[PROVIDED DATA]
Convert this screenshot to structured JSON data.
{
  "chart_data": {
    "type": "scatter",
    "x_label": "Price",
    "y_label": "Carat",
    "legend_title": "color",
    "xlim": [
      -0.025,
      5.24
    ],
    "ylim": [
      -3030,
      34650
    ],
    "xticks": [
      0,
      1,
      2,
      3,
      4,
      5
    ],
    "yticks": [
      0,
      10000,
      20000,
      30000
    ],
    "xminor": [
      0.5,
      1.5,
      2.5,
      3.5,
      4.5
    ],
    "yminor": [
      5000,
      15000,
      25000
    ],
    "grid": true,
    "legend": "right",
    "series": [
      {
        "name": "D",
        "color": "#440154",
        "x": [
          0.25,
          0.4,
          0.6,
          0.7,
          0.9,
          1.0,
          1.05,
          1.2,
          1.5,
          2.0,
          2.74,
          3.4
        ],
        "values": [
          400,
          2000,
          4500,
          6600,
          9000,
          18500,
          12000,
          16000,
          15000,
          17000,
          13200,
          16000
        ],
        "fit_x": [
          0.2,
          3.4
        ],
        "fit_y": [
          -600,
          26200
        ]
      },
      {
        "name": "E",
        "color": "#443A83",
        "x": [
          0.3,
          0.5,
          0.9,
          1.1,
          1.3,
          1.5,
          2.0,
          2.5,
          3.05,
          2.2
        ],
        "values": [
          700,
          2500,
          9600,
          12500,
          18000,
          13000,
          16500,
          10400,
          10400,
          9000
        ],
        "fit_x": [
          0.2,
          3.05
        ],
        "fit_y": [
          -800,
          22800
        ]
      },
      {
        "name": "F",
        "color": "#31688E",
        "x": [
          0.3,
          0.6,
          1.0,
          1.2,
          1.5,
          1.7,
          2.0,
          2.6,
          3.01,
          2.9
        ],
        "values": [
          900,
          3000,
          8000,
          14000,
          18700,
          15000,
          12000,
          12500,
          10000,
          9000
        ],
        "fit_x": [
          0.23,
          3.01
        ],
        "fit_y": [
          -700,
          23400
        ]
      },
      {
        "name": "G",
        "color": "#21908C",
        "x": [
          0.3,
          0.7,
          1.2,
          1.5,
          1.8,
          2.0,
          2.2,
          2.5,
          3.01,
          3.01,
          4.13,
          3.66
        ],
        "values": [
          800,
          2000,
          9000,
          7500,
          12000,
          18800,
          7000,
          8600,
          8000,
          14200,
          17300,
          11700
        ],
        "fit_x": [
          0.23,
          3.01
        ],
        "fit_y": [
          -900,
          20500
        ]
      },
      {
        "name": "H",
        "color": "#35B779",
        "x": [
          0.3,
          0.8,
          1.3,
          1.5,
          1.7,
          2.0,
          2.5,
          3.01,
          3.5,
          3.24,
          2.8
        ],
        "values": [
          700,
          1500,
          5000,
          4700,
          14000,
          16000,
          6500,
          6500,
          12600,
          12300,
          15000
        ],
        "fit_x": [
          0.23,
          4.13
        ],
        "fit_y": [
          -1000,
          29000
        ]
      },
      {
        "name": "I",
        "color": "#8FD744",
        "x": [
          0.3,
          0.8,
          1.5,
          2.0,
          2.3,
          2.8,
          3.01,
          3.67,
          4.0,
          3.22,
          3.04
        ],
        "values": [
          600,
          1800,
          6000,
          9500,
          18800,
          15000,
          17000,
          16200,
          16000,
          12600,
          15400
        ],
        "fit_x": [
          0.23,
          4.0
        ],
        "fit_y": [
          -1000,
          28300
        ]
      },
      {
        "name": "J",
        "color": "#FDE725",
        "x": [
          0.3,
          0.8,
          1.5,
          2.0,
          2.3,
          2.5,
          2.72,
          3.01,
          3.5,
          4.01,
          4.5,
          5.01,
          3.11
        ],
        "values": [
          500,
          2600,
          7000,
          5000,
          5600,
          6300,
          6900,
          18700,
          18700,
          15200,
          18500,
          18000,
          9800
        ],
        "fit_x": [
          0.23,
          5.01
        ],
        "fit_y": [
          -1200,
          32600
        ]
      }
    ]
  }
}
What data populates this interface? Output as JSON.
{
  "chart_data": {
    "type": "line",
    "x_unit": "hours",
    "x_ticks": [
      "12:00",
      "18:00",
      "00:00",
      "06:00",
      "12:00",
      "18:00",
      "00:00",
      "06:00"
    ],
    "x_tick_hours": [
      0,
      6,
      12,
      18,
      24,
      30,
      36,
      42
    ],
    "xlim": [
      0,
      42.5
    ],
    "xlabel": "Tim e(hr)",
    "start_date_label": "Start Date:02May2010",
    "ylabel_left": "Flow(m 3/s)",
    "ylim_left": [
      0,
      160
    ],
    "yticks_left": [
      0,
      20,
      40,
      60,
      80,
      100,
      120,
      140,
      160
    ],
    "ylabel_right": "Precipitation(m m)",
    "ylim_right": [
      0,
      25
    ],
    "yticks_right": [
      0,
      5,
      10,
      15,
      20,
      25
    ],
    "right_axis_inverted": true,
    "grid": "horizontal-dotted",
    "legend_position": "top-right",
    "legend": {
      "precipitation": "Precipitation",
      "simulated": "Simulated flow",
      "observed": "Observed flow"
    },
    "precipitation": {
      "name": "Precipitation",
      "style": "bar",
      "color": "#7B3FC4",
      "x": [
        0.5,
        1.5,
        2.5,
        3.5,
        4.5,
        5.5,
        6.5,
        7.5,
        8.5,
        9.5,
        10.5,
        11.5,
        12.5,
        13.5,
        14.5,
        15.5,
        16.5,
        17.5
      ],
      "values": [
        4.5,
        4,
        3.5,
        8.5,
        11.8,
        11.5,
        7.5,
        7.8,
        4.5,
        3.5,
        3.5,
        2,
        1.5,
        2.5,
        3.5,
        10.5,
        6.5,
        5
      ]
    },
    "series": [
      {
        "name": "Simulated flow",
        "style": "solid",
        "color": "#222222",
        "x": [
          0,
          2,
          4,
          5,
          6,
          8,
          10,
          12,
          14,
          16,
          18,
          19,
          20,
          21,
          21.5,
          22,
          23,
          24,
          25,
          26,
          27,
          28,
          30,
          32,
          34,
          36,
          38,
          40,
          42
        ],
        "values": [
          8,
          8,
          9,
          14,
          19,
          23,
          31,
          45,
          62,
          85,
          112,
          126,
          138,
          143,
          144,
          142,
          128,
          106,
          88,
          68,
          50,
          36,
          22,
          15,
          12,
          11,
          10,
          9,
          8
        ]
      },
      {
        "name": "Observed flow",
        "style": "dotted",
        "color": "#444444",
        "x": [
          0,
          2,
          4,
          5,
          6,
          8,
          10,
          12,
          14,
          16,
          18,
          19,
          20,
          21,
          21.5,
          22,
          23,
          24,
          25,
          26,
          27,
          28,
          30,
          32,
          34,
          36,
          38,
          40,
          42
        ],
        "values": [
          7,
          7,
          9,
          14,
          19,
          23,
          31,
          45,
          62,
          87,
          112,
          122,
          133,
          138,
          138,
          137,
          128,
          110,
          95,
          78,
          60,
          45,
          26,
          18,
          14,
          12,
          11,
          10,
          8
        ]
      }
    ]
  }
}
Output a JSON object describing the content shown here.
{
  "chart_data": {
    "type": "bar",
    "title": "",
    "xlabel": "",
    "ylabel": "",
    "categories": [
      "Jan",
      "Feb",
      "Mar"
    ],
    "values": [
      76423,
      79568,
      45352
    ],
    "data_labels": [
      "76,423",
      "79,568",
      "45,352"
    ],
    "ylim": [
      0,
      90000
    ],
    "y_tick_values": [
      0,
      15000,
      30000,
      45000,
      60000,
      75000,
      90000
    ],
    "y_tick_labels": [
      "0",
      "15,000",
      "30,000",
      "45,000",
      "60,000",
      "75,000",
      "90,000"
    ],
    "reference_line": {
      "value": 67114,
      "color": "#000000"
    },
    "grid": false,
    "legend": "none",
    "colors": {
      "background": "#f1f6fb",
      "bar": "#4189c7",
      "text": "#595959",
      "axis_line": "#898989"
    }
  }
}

[GIVEN PROBLEM]
Find every line that holds "this" and copy it.

[PROBLEM SOLUTION]
Convert this screenshot to structured JSON data.
What data populates this interface? Output as JSON.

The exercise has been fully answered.